> [SET EXERCISE]: Print the whole listing exactly.
--- start INPUT DATA ---
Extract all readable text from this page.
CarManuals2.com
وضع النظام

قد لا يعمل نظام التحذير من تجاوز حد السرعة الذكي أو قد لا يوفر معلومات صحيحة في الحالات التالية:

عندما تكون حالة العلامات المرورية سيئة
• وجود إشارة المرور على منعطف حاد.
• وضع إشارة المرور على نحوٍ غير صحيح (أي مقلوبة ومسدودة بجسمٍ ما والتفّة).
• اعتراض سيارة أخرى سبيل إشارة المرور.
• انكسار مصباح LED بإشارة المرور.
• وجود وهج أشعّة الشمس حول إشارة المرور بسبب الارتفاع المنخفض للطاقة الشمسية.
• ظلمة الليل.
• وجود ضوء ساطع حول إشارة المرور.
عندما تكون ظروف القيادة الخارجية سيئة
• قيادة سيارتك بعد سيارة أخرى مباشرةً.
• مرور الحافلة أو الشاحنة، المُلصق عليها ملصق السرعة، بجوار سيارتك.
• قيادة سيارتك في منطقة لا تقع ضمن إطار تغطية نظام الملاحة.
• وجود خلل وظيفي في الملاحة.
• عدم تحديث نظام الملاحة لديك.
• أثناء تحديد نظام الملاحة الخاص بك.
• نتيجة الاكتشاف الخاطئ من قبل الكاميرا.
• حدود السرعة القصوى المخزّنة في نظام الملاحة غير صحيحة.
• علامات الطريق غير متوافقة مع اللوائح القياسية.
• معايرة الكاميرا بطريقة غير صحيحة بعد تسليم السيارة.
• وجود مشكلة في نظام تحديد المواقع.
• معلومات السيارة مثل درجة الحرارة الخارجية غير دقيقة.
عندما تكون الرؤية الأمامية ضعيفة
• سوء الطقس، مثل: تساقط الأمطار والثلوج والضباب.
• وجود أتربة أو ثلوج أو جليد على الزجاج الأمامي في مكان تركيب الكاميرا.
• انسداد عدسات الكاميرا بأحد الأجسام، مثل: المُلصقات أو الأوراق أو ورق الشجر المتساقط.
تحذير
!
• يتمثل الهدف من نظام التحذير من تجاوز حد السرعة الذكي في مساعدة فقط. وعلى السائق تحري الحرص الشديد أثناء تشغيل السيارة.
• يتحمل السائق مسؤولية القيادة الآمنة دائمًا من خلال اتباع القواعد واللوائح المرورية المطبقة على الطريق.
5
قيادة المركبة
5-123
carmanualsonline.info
--- end INPUT DATA ---
> [RESULT]:
Extract all readable text from this page.
CarManuals2.com
وضع النظام

قد لا يعمل نظام التحذير من تجاوز حد السرعة الذكي أو قد لا يوفر معلومات صحيحة في الحالات التالية:

عندما تكون حالة العلامات المرورية سيئة
• وجود إشارة المرور على منعطف حاد.
• وضع إشارة المرور على نحوٍ غير صحيح (أي مقلوبة ومسدودة بجسمٍ ما والتفّة).
• اعتراض سيارة أخرى سبيل إشارة المرور.
• انكسار مصباح LED بإشارة المرور.
• وجود وهج أشعّة الشمس حول إشارة المرور بسبب الارتفاع المنخفض للطاقة الشمسية.
• ظلمة الليل.
• وجود ضوء ساطع حول إشارة المرور.
عندما تكون ظروف القيادة الخارجية سيئة
• قيادة سيارتك بعد سيارة أخرى مباشرةً.
• مرور الحافلة أو الشاحنة، المُلصق عليها ملصق السرعة، بجوار سيارتك.
• قيادة سيارتك في منطقة لا تقع ضمن إطار تغطية نظام الملاحة.
• وجود خلل وظيفي في الملاحة.
• عدم تحديث نظام الملاحة لديك.
• أثناء تحديد نظام الملاحة الخاص بك.
• نتيجة الاكتشاف الخاطئ من قبل الكاميرا.
• حدود السرعة القصوى المخزّنة في نظام الملاحة غير صحيحة.
• علامات الطريق غير متوافقة مع اللوائح القياسية.
• معايرة الكاميرا بطريقة غير صحيحة بعد تسليم السيارة.
• وجود مشكلة في نظام تحديد المواقع.
• معلومات السيارة مثل درجة الحرارة الخارجية غير دقيقة.
عندما تكون الرؤية الأمامية ضعيفة
• سوء الطقس، مثل: تساقط الأمطار والثلوج والضباب.
• وجود أتربة أو ثلوج أو جليد على الزجاج الأمامي في مكان تركيب الكاميرا.
• انسداد عدسات الكاميرا بأحد الأجسام، مثل: المُلصقات أو الأوراق أو ورق الشجر المتساقط.
تحذير
!
• يتمثل الهدف من نظام التحذير من تجاوز حد السرعة الذكي في مساعدة فقط. وعلى السائق تحري الحرص الشديد أثناء تشغيل السيارة.
• يتحمل السائق مسؤولية القيادة الآمنة دائمًا من خلال اتباع القواعد واللوائح المرورية المطبقة على الطريق.
5
قيادة المركبة
5-123
carmanualsonline.info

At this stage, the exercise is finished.